== Task requirements ==
With the images removed, repeat the data below exactly.

== Dataset entries ==
· · ·

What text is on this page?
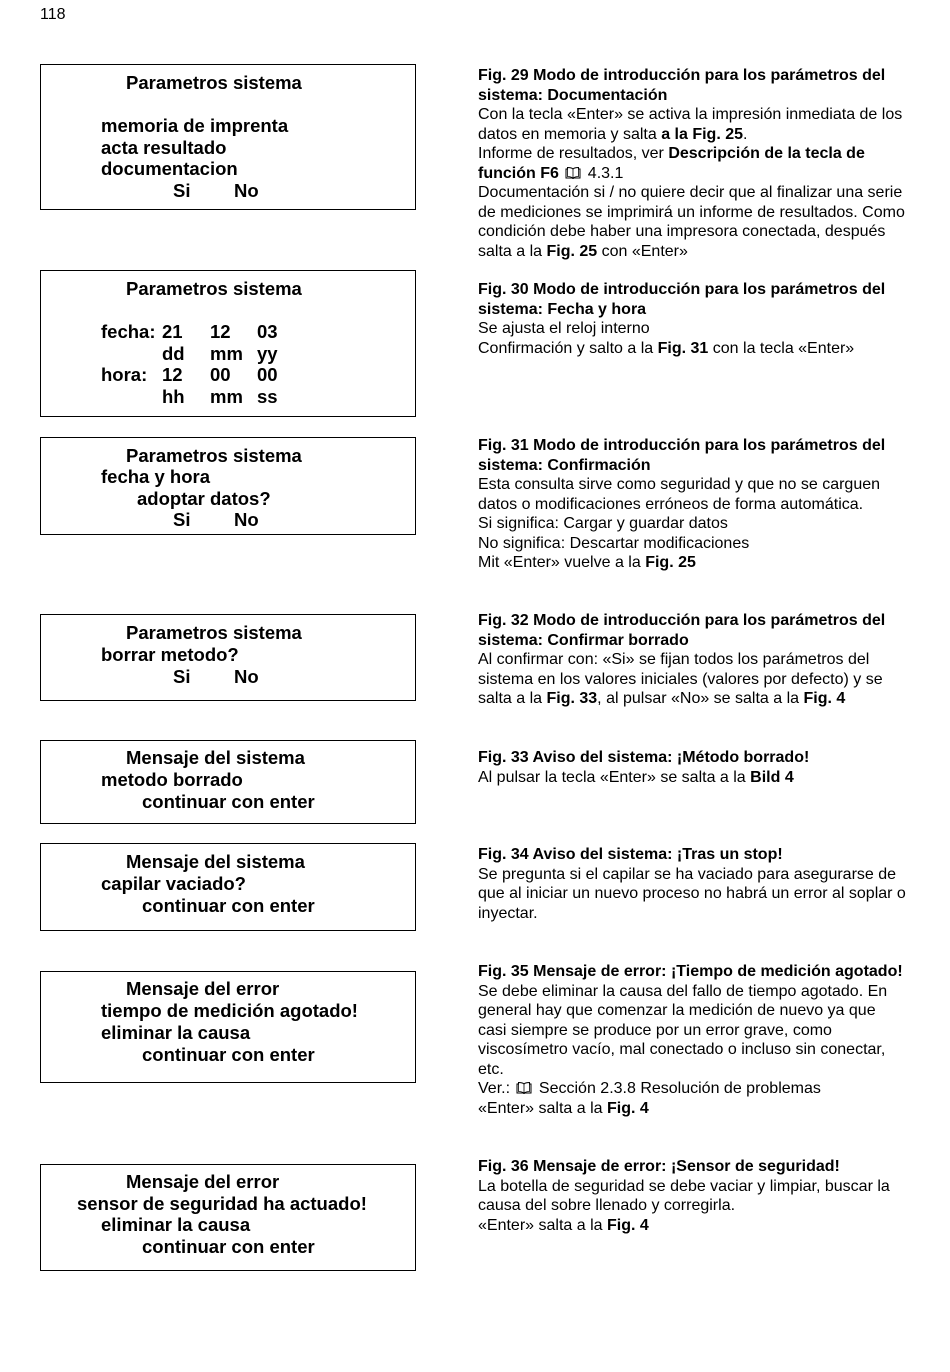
118
Parametros sistema
memoria de imprenta
acta resultado
documentacion
Si No
Parametros sistema
fecha: 21 12 03
dd mm yy
hora: 12 00 00
hh mm ss
Parametros sistema
fecha y hora
adoptar datos?
Si No
Parametros sistema
borrar metodo?
Si No
Mensaje del sistema
metodo borrado
continuar con enter
Mensaje del sistema
capilar vaciado?
continuar con enter
Mensaje del error
tiempo de medición agotado!
eliminar la causa
continuar con enter
Mensaje del error
sensor de seguridad ha actuado!
eliminar la causa
continuar con enter

Fig. 29 Modo de introducción para los parámetros del sistema: Documentación

Con la tecla «Enter» se activa la impresión inmediata de los datos en memoria y salta a la Fig. 25.

Informe de resultados, ver Descripción de la tecla de función F6 4.3.1

Documentación si / no quiere decir que al finalizar una serie de mediciones se imprimirá un informe de resultados. Como condición debe haber una impresora conectada, después salta a la Fig. 25 con «Enter»

Fig. 30 Modo de introducción para los parámetros del sistema: Fecha y hora

Se ajusta el reloj interno

Confirmación y salto a la Fig. 31 con la tecla «Enter»

Fig. 31 Modo de introducción para los parámetros del sistema: Confirmación

Esta consulta sirve como seguridad y que no se carguen datos o modificaciones erróneos de forma automática.

Si significa: Cargar y guardar datos

No significa: Descartar modificaciones

Mit «Enter» vuelve a la Fig. 25

Fig. 32 Modo de introducción para los parámetros del sistema: Confirmar borrado

Al confirmar con: «Si» se fijan todos los parámetros del sistema en los valores iniciales (valores por defecto) y se salta a la Fig. 33, al pulsar «No» se salta a la Fig. 4

Fig. 33 Aviso del sistema: ¡Método borrado!

Al pulsar la tecla «Enter» se salta a la Bild 4

Fig. 34 Aviso del sistema: ¡Tras un stop!

Se pregunta si el capilar se ha vaciado para asegurarse de que al iniciar un nuevo proceso no habrá un error al soplar o inyectar.

Fig. 35 Mensaje de error: ¡Tiempo de medición agotado!

Se debe eliminar la causa del fallo de tiempo agotado. En general hay que comenzar la medición de nuevo ya que casi siempre se produce por un error grave, como viscosímetro vacío, mal conectado o incluso sin conectar, etc.

Ver.:
Sección 2.3.8 Resolución de problemas

«Enter» salta a la Fig. 4

Fig. 36 Mensaje de error: ¡Sensor de seguridad!

La botella de seguridad se debe vaciar y limpiar, buscar la causa del sobre llenado y corregirla.

«Enter» salta a la Fig. 4
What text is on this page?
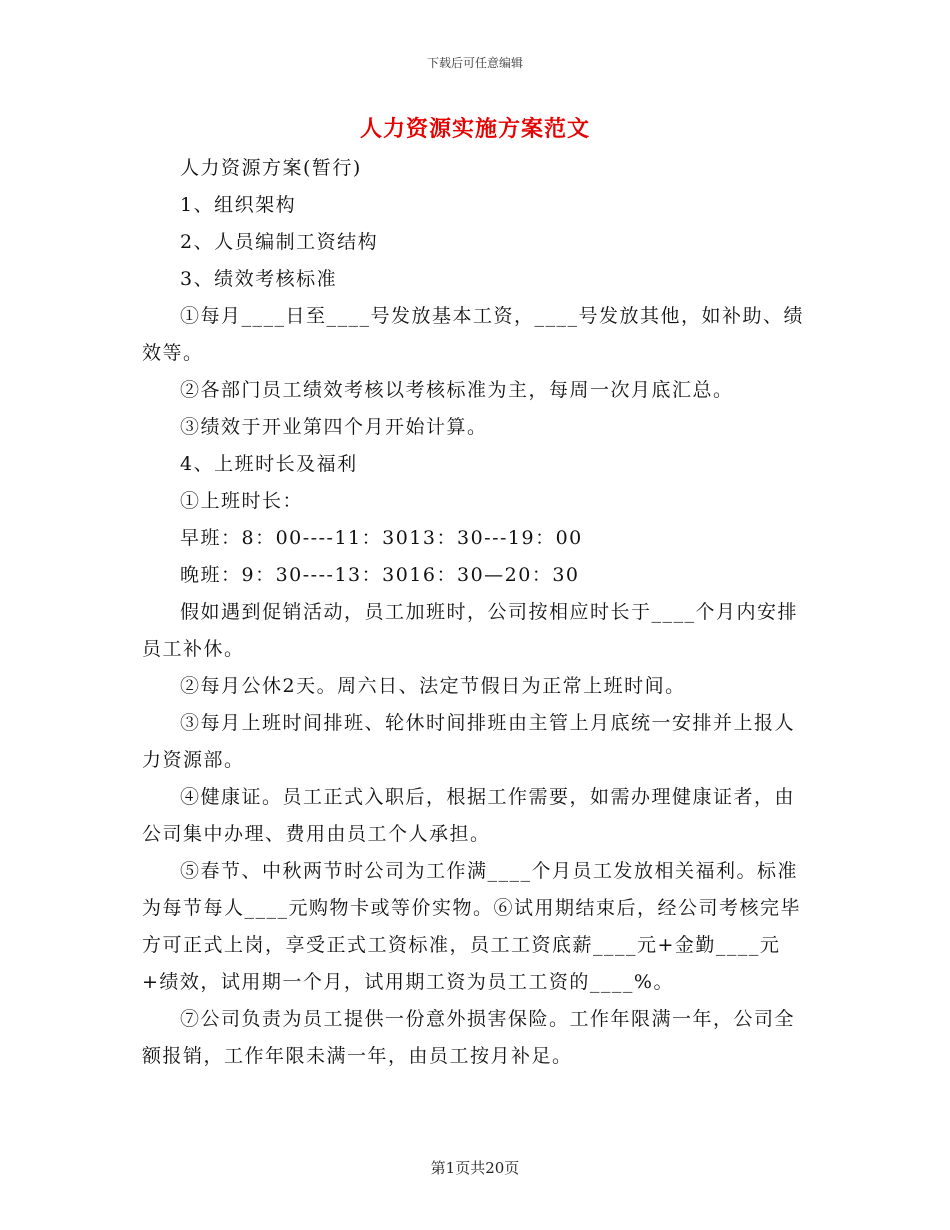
下载后可任意编辑
人力资源实施方案范文

人力资源方案(暂行)

1、组织架构

2、人员编制工资结构

3、绩效考核标准

①每月____日至____号发放基本工资，____号发放其他，如补助、绩效等。

②各部门员工绩效考核以考核标准为主，每周一次月底汇总。

③绩效于开业第四个月开始计算。

4、上班时长及福利

①上班时长：

早班：8：00----11：3013：30---19：00

晚班：9：30----13：3016：30—20：30

假如遇到促销活动，员工加班时，公司按相应时长于____个月内安排员工补休。

②每月公休2天。周六日、法定节假日为正常上班时间。

③每月上班时间排班、轮休时间排班由主管上月底统一安排并上报人力资源部。

④健康证。员工正式入职后，根据工作需要，如需办理健康证者，由公司集中办理、费用由员工个人承担。

⑤春节、中秋两节时公司为工作满____个月员工发放相关福利。标准为每节每人____元购物卡或等价实物。⑥试用期结束后，经公司考核完毕方可正式上岗，享受正式工资标准，员工工资底薪____元+金勤____元+绩效，试用期一个月，试用期工资为员工工资的____%。

⑦公司负责为员工提供一份意外损害保险。工作年限满一年，公司全额报销，工作年限未满一年，由员工按月补足。

第1页共20页
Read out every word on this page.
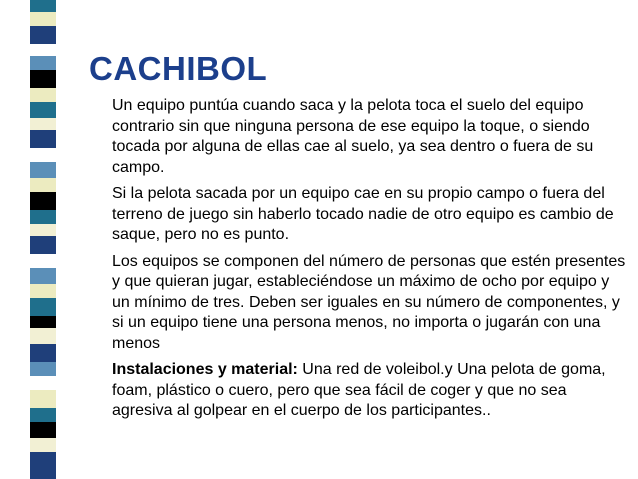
CACHIBOL

Un equipo puntúa cuando saca y la pelota toca el suelo del equipo contrario sin que ninguna persona de ese equipo la toque, o siendo tocada por alguna de ellas cae al suelo, ya sea dentro o fuera de su campo.

Si la pelota sacada por un equipo cae en su propio campo o fuera del terreno de juego sin haberlo tocado nadie de otro equipo es cambio de saque, pero no es punto.

Los equipos se componen del número de personas que estén presentes y que quieran jugar, estableciéndose un máximo de ocho por equipo y un mínimo de tres. Deben ser iguales en su número de componentes, y si un equipo tiene una persona menos, no importa o jugarán con una menos

Instalaciones y material: Una red de voleibol.y Una pelota de goma, foam, plástico o cuero, pero que sea fácil de coger y que no sea agresiva al golpear en el cuerpo de los participantes..
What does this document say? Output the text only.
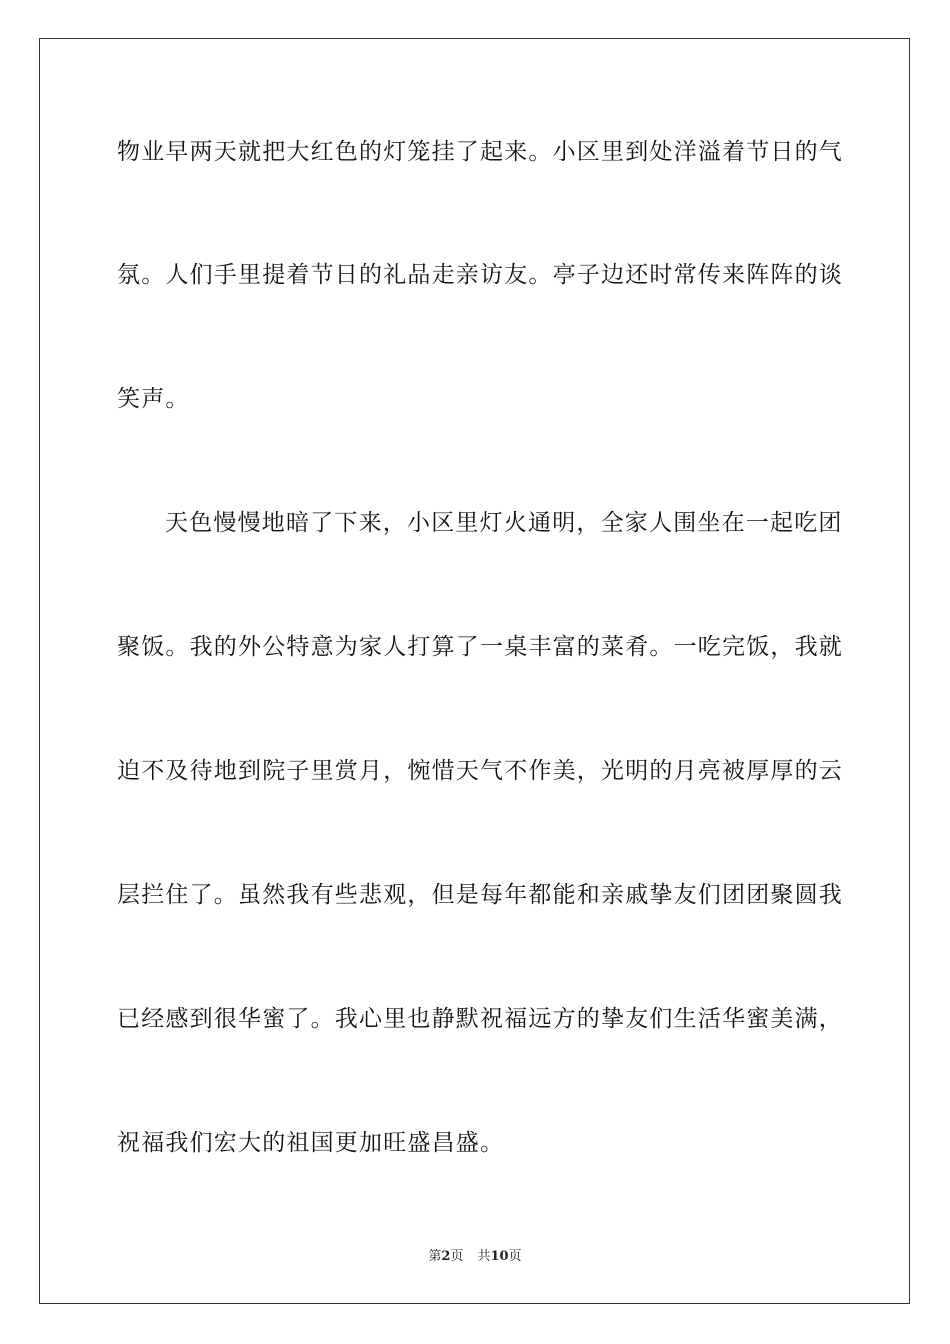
物业早两天就把大红色的灯笼挂了起来。小区里到处洋溢着节日的气
氛。人们手里提着节日的礼品走亲访友。亭子边还时常传来阵阵的谈
笑声。
天色慢慢地暗了下来，小区里灯火通明，全家人围坐在一起吃团
聚饭。我的外公特意为家人打算了一桌丰富的菜肴。一吃完饭，我就
迫不及待地到院子里赏月，惋惜天气不作美，光明的月亮被厚厚的云
层拦住了。虽然我有些悲观，但是每年都能和亲戚挚友们团团聚圆我
已经感到很华蜜了。我心里也静默祝福远方的挚友们生活华蜜美满，
祝福我们宏大的祖国更加旺盛昌盛。
第2页 共10页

· · ·

== Full output ==
What text is on this page?
118
Parametros sistema
memoria de imprenta
acta resultado
documentacion
Si No
Parametros sistema
fecha: 21 12 03
dd mm yy
hora: 12 00 00
hh mm ss
Parametros sistema
fecha y hora
adoptar datos?
Si No
Parametros sistema
borrar metodo?
Si No
Mensaje del sistema
metodo borrado
continuar con enter
Mensaje del sistema
capilar vaciado?
continuar con enter
Mensaje del error
tiempo de medición agotado!
eliminar la causa
continuar con enter
Mensaje del error
sensor de seguridad ha actuado!
eliminar la causa
continuar con enter

Fig. 29 Modo de introducción para los parámetros del sistema: Documentación

Con la tecla «Enter» se activa la impresión inmediata de los datos en memoria y salta a la Fig. 25.

Informe de resultados, ver Descripción de la tecla de función F6 4.3.1

Documentación si / no quiere decir que al finalizar una serie de mediciones se imprimirá un informe de resultados. Como condición debe haber una impresora conectada, después salta a la Fig. 25 con «Enter»

Fig. 30 Modo de introducción para los parámetros del sistema: Fecha y hora

Se ajusta el reloj interno

Confirmación y salto a la Fig. 31 con la tecla «Enter»

Fig. 31 Modo de introducción para los parámetros del sistema: Confirmación

Esta consulta sirve como seguridad y que no se carguen datos o modificaciones erróneos de forma automática.

Si significa: Cargar y guardar datos

No significa: Descartar modificaciones

Mit «Enter» vuelve a la Fig. 25

Fig. 32 Modo de introducción para los parámetros del sistema: Confirmar borrado

Al confirmar con: «Si» se fijan todos los parámetros del sistema en los valores iniciales (valores por defecto) y se salta a la Fig. 33, al pulsar «No» se salta a la Fig. 4

Fig. 33 Aviso del sistema: ¡Método borrado!

Al pulsar la tecla «Enter» se salta a la Bild 4

Fig. 34 Aviso del sistema: ¡Tras un stop!

Se pregunta si el capilar se ha vaciado para asegurarse de que al iniciar un nuevo proceso no habrá un error al soplar o inyectar.

Fig. 35 Mensaje de error: ¡Tiempo de medición agotado!

Se debe eliminar la causa del fallo de tiempo agotado. En general hay que comenzar la medición de nuevo ya que casi siempre se produce por un error grave, como viscosímetro vacío, mal conectado o incluso sin conectar, etc.

Ver.:
Sección 2.3.8 Resolución de problemas

«Enter» salta a la Fig. 4

Fig. 36 Mensaje de error: ¡Sensor de seguridad!

La botella de seguridad se debe vaciar y limpiar, buscar la causa del sobre llenado y corregirla.

«Enter» salta a la Fig. 4
What text is on this page?
下载后可任意编辑
人力资源实施方案范文

人力资源方案(暂行)

1、组织架构

2、人员编制工资结构

3、绩效考核标准

①每月____日至____号发放基本工资，____号发放其他，如补助、绩效等。

②各部门员工绩效考核以考核标准为主，每周一次月底汇总。

③绩效于开业第四个月开始计算。

4、上班时长及福利

①上班时长：

早班：8：00----11：3013：30---19：00

晚班：9：30----13：3016：30—20：30

假如遇到促销活动，员工加班时，公司按相应时长于____个月内安排员工补休。

②每月公休2天。周六日、法定节假日为正常上班时间。

③每月上班时间排班、轮休时间排班由主管上月底统一安排并上报人力资源部。

④健康证。员工正式入职后，根据工作需要，如需办理健康证者，由公司集中办理、费用由员工个人承担。

⑤春节、中秋两节时公司为工作满____个月员工发放相关福利。标准为每节每人____元购物卡或等价实物。⑥试用期结束后，经公司考核完毕方可正式上岗，享受正式工资标准，员工工资底薪____元+金勤____元+绩效，试用期一个月，试用期工资为员工工资的____%。

⑦公司负责为员工提供一份意外损害保险。工作年限满一年，公司全额报销，工作年限未满一年，由员工按月补足。

第1页共20页
Read out every word on this page.
CACHIBOL

Un equipo puntúa cuando saca y la pelota toca el suelo del equipo contrario sin que ninguna persona de ese equipo la toque, o siendo tocada por alguna de ellas cae al suelo, ya sea dentro o fuera de su campo.

Si la pelota sacada por un equipo cae en su propio campo o fuera del terreno de juego sin haberlo tocado nadie de otro equipo es cambio de saque, pero no es punto.

Los equipos se componen del número de personas que estén presentes y que quieran jugar, estableciéndose un máximo de ocho por equipo y un mínimo de tres. Deben ser iguales en su número de componentes, y si un equipo tiene una persona menos, no importa o jugarán con una menos

Instalaciones y material: Una red de voleibol.y Una pelota de goma, foam, plástico o cuero, pero que sea fácil de coger y que no sea agresiva al golpear en el cuerpo de los participantes..
What does this document say? Output the text only.
物业早两天就把大红色的灯笼挂了起来。小区里到处洋溢着节日的气
氛。人们手里提着节日的礼品走亲访友。亭子边还时常传来阵阵的谈
笑声。
天色慢慢地暗了下来，小区里灯火通明，全家人围坐在一起吃团
聚饭。我的外公特意为家人打算了一桌丰富的菜肴。一吃完饭，我就
迫不及待地到院子里赏月，惋惜天气不作美，光明的月亮被厚厚的云
层拦住了。虽然我有些悲观，但是每年都能和亲戚挚友们团团聚圆我
已经感到很华蜜了。我心里也静默祝福远方的挚友们生活华蜜美满，
祝福我们宏大的祖国更加旺盛昌盛。
第2页 共10页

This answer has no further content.